## WRITTEN EXERCISE
Search the records for the word "text" and report each line that has it.

## EXCERPTED RECORDS
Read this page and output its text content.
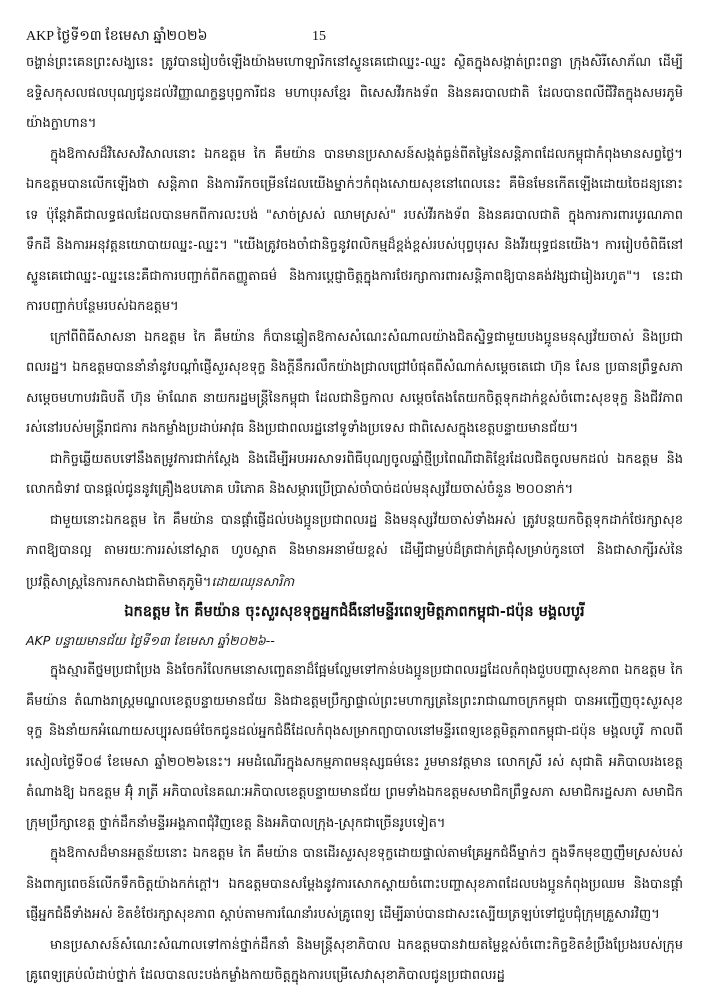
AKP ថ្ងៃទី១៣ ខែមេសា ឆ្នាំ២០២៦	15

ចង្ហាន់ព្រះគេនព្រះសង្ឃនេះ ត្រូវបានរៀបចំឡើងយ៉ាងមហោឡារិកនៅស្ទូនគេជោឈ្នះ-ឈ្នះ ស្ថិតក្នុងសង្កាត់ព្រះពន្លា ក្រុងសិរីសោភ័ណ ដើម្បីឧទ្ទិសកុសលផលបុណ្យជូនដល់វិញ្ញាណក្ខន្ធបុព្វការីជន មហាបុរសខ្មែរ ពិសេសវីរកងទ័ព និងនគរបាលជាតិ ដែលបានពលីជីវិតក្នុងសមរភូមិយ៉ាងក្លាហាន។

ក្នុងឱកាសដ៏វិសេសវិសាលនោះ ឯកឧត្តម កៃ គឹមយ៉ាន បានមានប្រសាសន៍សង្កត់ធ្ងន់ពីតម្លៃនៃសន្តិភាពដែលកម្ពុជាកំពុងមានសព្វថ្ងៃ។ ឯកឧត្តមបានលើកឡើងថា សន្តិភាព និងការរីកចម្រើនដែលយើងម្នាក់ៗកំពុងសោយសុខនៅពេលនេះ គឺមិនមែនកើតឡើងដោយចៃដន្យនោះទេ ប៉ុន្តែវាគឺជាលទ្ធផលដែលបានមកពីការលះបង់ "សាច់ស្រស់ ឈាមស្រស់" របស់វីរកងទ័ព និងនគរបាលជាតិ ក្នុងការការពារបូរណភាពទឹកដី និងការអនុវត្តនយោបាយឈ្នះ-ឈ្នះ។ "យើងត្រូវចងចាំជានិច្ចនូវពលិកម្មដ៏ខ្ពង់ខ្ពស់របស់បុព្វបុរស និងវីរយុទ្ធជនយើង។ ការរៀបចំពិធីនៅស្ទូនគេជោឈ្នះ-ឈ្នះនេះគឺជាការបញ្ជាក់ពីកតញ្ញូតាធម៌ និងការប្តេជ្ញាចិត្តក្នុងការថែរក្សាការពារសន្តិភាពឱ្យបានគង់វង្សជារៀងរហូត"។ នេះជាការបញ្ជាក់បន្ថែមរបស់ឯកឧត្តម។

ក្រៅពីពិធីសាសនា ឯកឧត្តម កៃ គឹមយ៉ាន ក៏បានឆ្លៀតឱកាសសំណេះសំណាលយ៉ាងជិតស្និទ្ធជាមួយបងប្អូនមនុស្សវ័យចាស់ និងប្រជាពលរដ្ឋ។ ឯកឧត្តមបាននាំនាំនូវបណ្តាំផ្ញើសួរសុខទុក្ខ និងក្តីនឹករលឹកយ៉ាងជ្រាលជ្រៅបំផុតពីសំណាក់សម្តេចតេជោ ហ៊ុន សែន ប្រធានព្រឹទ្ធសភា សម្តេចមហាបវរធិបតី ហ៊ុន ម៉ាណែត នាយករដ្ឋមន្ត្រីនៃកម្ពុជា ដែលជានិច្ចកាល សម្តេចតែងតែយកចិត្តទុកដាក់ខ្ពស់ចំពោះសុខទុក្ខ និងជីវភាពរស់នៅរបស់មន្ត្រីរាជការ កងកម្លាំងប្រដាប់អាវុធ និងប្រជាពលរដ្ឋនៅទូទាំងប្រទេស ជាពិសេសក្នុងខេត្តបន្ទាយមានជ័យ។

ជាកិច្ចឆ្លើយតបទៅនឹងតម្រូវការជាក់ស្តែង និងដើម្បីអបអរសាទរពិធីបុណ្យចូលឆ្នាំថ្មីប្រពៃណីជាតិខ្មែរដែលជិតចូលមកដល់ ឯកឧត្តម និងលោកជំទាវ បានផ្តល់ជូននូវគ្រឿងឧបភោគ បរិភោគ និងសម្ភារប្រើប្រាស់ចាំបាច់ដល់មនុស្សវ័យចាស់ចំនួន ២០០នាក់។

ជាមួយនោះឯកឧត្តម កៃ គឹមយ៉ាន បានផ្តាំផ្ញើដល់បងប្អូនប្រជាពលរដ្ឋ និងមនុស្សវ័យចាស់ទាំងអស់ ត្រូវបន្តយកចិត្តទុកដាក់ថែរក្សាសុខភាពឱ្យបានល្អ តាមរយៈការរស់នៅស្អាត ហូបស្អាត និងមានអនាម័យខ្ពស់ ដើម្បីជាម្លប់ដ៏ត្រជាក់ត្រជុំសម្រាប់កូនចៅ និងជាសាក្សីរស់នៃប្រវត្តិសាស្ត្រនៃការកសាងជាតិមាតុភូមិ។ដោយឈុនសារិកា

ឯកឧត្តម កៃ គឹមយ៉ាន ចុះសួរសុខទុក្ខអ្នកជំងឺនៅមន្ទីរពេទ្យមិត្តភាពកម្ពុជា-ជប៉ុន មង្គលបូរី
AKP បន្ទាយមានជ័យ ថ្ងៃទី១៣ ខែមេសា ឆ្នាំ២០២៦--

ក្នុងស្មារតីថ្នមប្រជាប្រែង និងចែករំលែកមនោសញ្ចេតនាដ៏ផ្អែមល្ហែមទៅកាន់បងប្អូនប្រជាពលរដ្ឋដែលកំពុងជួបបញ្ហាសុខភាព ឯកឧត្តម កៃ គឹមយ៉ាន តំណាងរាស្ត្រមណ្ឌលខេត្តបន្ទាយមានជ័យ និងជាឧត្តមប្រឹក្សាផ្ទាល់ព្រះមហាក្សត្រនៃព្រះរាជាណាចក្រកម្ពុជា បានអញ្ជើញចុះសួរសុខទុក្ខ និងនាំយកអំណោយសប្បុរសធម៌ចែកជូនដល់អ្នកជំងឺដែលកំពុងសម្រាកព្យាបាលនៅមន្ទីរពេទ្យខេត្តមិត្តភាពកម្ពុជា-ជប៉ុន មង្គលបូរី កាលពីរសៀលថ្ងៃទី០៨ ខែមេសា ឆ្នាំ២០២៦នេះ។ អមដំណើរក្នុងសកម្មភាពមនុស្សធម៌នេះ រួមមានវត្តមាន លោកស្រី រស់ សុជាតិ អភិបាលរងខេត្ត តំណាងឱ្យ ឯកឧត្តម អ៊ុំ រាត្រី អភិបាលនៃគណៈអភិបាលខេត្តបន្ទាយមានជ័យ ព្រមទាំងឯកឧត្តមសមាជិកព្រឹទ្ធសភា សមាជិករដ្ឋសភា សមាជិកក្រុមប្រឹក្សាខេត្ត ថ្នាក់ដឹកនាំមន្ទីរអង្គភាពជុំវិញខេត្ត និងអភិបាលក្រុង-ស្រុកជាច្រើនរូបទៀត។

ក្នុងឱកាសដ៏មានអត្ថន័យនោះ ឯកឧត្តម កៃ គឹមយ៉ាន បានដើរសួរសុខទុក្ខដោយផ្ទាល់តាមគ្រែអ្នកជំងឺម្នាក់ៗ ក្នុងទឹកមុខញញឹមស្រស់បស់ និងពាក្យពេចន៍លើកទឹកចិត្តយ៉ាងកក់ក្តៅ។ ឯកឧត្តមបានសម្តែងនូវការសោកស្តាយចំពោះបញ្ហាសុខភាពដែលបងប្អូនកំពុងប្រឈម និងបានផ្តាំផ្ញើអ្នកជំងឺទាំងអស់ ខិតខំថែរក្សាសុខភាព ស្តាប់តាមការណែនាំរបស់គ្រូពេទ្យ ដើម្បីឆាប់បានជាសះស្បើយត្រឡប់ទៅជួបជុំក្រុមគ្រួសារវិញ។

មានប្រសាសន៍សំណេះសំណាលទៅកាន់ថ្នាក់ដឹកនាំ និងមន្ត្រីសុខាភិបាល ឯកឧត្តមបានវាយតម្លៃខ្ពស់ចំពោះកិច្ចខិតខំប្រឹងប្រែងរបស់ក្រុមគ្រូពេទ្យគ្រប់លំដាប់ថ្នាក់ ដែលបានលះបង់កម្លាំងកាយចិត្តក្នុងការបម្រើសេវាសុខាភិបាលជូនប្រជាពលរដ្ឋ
==
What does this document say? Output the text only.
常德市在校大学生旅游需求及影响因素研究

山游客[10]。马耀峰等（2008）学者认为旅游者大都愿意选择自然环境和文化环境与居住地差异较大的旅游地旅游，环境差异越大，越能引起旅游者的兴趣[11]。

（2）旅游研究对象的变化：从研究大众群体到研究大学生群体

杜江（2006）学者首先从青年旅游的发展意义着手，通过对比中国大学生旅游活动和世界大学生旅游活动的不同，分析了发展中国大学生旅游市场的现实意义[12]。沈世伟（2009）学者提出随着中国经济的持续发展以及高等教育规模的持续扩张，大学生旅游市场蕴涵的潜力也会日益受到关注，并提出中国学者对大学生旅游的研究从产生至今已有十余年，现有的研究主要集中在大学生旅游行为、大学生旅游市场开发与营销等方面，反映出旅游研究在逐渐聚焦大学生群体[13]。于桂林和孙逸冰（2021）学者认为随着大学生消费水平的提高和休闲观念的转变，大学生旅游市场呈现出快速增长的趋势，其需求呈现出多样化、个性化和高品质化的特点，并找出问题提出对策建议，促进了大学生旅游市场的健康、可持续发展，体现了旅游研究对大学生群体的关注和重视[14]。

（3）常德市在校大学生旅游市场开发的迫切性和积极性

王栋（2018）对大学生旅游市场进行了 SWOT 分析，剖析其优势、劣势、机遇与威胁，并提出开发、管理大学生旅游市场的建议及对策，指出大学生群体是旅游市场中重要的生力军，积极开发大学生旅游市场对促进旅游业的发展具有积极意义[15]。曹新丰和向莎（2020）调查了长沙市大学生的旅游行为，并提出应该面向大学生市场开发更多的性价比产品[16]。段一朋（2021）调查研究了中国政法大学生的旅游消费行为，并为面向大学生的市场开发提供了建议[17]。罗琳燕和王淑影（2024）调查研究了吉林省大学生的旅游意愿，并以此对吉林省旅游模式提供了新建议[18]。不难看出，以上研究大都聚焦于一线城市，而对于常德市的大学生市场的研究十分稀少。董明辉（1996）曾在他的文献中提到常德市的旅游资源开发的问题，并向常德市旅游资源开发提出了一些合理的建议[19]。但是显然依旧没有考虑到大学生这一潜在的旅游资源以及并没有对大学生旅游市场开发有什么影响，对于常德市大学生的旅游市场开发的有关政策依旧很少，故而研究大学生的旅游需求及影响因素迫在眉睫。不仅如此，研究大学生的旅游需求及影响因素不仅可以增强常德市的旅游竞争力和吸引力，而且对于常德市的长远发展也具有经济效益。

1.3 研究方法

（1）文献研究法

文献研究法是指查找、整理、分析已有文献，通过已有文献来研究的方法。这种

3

## TASK SOLUTION
Read this page and output its text content.
What does this document say? Output the text only.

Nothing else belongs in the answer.